Written task - Check each line of the listing, and copy it if it contains the word "icon".

Stored data entries -
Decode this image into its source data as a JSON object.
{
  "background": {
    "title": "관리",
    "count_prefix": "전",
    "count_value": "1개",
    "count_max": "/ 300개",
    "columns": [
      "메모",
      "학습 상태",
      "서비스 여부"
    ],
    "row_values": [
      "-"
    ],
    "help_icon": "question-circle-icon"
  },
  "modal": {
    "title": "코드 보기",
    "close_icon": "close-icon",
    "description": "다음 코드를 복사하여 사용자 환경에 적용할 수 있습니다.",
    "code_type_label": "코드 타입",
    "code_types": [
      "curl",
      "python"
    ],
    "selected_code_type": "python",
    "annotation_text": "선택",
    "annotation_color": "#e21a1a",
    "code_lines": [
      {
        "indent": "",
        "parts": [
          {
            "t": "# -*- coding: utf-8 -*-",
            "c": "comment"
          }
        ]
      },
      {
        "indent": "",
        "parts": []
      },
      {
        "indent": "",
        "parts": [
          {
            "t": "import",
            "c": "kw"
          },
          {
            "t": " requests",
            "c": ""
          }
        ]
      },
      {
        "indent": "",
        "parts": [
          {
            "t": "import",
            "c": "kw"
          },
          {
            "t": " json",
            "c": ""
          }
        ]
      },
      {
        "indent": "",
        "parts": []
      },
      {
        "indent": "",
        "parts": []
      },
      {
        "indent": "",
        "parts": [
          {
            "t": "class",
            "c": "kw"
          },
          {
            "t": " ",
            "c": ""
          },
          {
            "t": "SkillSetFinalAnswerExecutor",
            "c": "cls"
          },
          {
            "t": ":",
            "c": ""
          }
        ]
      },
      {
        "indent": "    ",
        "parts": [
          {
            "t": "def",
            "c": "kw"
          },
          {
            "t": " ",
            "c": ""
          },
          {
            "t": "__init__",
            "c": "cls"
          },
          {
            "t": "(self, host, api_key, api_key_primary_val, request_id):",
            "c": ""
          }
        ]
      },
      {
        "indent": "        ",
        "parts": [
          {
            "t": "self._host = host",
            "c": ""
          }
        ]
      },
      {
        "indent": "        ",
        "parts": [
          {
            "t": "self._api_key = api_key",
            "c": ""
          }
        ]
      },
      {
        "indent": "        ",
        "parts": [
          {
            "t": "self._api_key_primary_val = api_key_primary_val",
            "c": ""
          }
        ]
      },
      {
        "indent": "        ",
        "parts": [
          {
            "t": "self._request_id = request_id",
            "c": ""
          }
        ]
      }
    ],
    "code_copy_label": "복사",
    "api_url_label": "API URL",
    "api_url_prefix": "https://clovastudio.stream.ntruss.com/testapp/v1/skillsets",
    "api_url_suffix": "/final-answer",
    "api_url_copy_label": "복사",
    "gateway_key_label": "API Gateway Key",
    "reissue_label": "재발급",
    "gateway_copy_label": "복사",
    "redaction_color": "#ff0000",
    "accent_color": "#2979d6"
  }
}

Complete response -
    "help_icon": "question-circle-icon"
    "close_icon": "close-icon",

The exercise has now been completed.